WHAT YOU WILL DO:
Show the lines below that contain the string "alkaline".

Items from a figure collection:
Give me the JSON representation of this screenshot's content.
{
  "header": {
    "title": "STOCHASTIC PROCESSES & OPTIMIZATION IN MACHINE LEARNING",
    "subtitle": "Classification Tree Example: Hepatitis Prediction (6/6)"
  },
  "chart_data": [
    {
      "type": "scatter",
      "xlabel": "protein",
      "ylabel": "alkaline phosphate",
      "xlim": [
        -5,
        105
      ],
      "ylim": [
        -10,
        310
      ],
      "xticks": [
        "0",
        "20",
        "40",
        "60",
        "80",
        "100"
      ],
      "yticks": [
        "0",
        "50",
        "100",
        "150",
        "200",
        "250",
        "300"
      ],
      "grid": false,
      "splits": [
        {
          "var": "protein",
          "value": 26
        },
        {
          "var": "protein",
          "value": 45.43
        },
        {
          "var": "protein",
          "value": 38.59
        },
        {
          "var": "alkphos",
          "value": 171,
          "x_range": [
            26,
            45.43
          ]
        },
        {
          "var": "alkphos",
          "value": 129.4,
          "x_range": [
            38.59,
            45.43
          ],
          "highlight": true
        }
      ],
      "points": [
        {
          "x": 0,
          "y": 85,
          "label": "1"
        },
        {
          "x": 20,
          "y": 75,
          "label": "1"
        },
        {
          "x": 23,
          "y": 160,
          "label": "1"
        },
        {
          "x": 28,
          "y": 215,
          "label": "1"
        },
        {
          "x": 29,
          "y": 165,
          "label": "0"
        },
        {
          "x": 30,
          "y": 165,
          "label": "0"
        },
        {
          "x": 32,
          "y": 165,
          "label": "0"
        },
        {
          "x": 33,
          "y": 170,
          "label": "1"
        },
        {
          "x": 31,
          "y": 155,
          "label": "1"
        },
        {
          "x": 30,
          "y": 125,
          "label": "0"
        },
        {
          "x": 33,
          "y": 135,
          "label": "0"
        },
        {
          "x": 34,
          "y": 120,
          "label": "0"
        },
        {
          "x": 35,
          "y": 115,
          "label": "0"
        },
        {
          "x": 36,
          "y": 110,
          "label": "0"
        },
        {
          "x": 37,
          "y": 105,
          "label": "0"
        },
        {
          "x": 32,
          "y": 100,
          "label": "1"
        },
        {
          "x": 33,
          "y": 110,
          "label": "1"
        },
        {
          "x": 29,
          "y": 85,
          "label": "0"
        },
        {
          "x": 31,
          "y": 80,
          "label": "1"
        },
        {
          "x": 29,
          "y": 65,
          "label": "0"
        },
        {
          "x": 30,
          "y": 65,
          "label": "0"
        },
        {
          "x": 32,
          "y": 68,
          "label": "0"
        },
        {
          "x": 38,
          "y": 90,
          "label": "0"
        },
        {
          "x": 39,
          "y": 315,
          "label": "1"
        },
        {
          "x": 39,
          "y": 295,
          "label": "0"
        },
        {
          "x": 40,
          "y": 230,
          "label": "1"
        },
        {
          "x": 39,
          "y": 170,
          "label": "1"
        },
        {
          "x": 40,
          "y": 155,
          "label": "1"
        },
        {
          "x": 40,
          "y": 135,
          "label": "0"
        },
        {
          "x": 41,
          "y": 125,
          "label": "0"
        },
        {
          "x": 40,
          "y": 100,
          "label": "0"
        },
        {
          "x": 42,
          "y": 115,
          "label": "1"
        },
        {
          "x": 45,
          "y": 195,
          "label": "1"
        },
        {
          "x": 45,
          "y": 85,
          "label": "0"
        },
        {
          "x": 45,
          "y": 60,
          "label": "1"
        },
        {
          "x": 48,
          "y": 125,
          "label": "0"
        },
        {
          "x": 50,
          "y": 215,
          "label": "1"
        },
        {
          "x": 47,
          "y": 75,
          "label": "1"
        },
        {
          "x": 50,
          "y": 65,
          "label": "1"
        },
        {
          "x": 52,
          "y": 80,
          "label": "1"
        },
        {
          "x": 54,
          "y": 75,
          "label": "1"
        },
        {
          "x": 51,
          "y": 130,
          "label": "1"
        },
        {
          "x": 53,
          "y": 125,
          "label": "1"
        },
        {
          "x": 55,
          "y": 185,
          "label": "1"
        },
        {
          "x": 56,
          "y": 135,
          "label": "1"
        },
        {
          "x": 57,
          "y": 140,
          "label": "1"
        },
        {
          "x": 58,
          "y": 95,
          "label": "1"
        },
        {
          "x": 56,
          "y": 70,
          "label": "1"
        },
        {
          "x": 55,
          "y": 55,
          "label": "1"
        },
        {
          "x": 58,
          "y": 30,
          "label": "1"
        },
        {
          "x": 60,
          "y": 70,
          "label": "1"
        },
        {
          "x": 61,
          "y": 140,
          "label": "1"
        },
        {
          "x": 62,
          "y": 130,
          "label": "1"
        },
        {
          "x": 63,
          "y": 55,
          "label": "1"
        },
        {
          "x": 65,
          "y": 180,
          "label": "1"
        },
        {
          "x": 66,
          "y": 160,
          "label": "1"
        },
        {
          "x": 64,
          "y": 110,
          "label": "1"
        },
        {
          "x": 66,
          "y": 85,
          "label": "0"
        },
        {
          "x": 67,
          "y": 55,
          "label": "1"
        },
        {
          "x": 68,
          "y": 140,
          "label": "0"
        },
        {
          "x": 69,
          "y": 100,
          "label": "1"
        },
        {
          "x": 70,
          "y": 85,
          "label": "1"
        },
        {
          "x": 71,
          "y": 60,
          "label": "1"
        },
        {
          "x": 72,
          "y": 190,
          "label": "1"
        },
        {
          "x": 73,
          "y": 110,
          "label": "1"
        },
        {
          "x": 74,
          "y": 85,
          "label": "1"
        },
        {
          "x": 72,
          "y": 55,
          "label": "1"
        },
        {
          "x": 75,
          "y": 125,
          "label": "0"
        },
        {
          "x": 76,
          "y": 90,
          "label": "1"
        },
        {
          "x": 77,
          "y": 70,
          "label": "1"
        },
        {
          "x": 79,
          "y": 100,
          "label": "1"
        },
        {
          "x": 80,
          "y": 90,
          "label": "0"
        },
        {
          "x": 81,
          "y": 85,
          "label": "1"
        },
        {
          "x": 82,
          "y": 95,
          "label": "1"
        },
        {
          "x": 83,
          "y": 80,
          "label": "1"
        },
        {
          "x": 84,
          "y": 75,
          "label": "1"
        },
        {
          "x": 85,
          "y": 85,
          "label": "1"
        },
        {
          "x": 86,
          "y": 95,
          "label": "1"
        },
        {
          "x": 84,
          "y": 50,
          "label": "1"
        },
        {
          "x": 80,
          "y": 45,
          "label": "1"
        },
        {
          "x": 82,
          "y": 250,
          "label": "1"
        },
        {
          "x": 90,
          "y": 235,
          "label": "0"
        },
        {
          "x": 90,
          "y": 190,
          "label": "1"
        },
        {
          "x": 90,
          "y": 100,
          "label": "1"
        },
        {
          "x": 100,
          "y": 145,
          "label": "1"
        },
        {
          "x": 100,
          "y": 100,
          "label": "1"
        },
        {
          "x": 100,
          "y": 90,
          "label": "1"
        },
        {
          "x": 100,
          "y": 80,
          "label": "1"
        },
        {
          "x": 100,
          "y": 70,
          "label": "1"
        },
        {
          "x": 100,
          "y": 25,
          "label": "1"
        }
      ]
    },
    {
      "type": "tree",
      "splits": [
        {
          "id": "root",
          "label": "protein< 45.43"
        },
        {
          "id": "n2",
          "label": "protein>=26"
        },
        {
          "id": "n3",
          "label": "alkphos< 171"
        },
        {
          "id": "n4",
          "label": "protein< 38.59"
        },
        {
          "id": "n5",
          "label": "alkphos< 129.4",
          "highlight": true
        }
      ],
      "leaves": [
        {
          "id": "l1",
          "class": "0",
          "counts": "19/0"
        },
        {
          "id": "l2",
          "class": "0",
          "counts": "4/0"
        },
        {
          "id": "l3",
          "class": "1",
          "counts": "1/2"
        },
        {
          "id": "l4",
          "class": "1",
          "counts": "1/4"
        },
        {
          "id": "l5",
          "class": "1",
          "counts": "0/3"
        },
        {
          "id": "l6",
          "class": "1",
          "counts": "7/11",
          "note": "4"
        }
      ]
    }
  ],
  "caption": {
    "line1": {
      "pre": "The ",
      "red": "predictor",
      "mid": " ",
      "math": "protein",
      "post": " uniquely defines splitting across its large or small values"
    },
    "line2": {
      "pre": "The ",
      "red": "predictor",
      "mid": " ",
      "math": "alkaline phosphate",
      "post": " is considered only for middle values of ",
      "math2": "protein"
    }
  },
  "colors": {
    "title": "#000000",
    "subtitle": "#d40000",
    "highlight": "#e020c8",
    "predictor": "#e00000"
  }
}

SOLUTION:
      "ylabel": "alkaline phosphate",
      "math": "alkaline phosphate",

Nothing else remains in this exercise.